DIRECTIONS FOR THIS TASK | Pick out each line of the records that includes the string "Energy", and copy it.

RECORDS SUPPLIED |

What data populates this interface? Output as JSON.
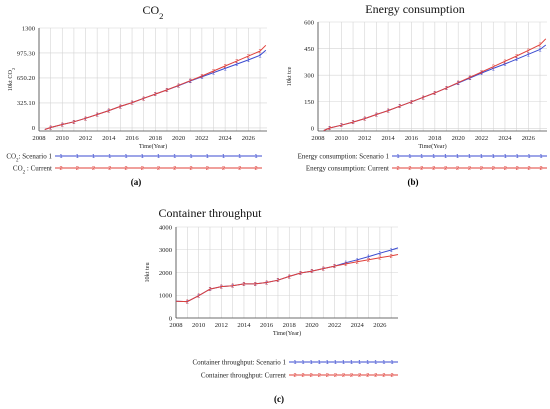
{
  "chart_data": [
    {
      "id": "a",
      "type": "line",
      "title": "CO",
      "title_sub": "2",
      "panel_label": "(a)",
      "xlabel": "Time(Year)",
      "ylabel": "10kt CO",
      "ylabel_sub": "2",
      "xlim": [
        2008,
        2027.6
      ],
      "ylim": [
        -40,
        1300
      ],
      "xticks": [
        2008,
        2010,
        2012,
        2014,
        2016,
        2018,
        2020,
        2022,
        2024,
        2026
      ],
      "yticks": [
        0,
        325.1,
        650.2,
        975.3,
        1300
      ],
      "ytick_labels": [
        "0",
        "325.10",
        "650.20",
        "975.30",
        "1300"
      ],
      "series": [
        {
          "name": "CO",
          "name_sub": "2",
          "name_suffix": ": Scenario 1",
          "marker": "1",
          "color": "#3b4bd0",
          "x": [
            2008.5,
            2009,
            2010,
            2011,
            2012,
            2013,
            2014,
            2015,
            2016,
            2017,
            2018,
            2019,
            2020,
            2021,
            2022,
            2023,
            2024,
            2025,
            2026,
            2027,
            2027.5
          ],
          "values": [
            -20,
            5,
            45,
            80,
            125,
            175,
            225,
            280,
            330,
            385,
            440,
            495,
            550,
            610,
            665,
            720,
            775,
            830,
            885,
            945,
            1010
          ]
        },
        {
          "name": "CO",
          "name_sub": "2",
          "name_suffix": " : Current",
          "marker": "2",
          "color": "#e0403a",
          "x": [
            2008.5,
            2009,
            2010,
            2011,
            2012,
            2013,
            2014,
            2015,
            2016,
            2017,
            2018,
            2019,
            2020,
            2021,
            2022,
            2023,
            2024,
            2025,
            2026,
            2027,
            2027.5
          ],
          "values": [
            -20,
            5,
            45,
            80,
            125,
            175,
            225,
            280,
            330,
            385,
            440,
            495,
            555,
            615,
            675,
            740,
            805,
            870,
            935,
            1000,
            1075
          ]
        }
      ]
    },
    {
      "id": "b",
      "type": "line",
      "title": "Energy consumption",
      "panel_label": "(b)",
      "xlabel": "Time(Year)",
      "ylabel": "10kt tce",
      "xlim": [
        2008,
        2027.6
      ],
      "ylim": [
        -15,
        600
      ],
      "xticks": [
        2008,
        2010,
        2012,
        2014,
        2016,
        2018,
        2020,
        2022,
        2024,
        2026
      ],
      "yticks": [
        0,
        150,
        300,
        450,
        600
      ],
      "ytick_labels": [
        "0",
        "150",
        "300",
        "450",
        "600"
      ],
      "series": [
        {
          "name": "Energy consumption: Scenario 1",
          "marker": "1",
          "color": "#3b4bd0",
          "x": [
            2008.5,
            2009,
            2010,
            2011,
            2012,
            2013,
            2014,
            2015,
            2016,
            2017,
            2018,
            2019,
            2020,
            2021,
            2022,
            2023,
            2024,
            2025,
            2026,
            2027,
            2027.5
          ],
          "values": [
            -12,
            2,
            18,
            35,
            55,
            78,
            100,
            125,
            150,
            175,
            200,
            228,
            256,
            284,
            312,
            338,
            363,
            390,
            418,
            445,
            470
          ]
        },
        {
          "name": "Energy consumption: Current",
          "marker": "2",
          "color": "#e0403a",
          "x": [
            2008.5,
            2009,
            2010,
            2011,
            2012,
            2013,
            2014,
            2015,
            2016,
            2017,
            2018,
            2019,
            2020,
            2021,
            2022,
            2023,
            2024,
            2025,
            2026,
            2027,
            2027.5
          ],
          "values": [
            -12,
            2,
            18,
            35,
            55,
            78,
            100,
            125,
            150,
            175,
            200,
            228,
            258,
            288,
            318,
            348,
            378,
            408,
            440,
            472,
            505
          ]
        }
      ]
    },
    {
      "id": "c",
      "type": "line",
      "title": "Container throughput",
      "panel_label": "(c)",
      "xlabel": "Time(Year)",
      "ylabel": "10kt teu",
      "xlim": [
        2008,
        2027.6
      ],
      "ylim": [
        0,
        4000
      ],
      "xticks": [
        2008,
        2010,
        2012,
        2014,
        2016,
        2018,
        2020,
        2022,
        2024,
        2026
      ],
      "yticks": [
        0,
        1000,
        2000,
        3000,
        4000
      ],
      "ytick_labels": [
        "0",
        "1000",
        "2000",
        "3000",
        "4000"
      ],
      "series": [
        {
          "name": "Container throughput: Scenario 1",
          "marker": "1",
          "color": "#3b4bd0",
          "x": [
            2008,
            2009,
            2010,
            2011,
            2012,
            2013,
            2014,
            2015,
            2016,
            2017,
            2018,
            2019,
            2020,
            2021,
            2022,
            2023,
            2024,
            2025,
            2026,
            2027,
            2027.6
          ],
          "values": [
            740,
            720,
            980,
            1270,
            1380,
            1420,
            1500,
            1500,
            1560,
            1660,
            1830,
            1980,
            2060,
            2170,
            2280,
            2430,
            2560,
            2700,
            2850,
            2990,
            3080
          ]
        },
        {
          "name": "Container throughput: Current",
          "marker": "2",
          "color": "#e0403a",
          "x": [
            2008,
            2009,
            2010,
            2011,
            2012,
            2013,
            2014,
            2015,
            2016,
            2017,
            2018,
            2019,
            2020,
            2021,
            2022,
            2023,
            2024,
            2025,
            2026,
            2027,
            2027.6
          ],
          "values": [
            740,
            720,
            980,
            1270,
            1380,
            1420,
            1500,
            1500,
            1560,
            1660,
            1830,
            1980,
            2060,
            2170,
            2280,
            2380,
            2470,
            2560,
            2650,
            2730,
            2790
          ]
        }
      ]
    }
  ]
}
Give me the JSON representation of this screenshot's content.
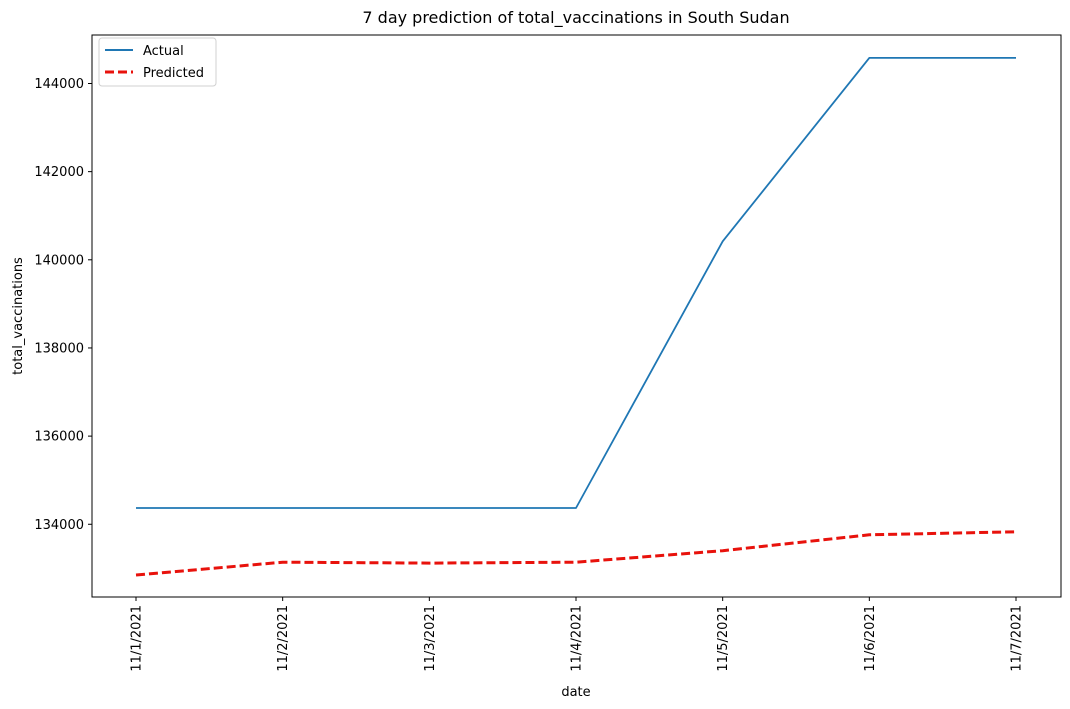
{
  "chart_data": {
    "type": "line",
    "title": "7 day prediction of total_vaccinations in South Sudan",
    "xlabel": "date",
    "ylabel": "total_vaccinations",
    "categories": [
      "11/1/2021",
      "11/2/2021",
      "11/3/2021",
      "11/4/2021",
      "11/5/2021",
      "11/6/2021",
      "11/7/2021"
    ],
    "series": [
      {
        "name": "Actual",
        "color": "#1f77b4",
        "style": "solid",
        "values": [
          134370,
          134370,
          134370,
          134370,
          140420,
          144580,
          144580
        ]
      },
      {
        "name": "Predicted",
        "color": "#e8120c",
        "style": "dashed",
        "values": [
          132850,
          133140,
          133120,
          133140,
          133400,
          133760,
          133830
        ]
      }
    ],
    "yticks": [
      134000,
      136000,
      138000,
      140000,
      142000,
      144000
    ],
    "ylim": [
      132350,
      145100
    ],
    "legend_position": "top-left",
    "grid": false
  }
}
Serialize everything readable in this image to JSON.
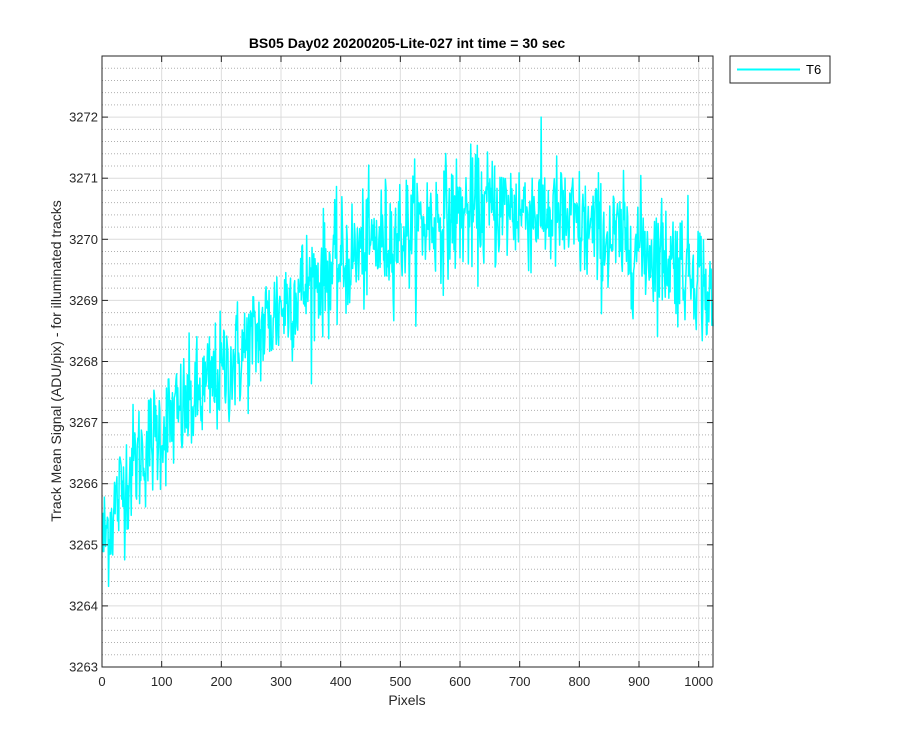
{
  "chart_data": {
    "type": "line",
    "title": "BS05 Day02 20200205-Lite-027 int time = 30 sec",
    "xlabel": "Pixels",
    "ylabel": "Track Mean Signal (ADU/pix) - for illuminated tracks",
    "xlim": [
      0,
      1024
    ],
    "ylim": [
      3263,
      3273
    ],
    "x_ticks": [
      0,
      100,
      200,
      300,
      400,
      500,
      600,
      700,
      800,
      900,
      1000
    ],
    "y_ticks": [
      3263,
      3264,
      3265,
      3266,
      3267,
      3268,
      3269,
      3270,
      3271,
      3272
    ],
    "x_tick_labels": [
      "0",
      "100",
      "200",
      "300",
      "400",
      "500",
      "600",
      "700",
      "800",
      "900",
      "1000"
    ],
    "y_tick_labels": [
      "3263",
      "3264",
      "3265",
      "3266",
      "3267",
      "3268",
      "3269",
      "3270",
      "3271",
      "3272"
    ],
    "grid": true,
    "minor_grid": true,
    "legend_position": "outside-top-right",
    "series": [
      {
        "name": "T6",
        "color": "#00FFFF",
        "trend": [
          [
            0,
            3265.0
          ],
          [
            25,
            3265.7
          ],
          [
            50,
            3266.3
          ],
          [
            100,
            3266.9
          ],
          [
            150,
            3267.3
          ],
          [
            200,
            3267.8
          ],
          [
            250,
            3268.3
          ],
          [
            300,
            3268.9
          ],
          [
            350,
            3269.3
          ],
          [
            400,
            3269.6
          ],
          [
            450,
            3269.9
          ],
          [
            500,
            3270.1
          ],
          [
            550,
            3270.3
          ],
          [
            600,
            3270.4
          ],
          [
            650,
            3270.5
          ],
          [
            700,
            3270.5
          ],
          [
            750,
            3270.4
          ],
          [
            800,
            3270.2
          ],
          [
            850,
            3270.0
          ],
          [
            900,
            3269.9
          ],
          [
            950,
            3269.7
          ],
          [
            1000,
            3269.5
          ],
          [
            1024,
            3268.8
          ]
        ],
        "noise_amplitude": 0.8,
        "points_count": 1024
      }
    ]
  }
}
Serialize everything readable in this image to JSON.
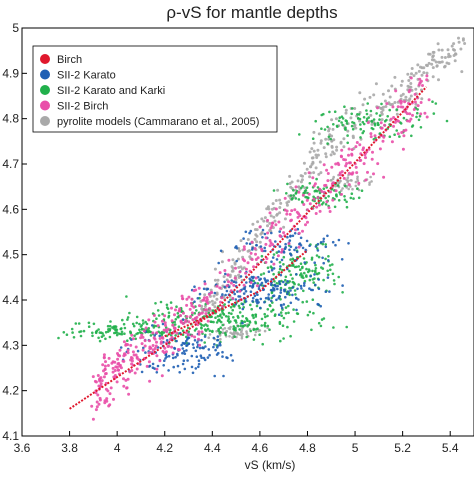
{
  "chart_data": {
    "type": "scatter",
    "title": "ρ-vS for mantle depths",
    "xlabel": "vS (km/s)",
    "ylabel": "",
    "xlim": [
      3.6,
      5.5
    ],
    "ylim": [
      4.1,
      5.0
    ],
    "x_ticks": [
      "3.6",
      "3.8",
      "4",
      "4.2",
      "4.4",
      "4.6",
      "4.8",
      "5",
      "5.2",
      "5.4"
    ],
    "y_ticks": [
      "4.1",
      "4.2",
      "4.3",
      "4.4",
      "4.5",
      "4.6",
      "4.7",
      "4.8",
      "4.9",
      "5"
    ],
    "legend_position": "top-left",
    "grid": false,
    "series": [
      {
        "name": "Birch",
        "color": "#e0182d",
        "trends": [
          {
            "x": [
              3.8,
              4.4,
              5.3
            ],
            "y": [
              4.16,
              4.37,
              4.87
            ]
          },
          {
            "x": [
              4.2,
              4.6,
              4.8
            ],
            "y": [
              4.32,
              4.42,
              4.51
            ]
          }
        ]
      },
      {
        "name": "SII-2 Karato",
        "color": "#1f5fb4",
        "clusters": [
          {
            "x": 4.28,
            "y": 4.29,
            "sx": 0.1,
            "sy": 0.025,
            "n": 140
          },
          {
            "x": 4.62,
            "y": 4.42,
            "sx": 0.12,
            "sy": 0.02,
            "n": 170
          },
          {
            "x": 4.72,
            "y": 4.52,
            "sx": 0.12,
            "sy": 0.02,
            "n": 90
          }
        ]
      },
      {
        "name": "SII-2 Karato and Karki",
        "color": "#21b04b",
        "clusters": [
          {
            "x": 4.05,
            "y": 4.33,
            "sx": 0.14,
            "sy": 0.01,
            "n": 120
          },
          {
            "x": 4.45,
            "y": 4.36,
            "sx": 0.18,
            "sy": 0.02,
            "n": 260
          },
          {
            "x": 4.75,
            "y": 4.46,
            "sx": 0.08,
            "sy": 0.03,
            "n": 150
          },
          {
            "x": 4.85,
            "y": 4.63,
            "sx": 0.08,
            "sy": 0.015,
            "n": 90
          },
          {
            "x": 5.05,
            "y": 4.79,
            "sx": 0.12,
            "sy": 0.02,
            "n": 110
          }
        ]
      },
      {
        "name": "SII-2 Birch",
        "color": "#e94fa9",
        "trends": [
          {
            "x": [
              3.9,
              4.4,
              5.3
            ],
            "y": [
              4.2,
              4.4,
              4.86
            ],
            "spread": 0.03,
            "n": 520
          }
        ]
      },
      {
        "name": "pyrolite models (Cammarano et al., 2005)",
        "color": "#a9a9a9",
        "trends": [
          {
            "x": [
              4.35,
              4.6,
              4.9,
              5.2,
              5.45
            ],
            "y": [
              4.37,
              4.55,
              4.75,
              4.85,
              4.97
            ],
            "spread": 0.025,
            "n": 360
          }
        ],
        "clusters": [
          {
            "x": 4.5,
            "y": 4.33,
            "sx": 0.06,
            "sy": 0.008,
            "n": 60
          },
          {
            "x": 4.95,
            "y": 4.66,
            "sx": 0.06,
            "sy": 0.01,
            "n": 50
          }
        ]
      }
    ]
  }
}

ANSWER TO THE PROBLEM |
      "title": "Energy consumption",
          "name": "Energy consumption: Scenario 1",
          "name": "Energy consumption: Current",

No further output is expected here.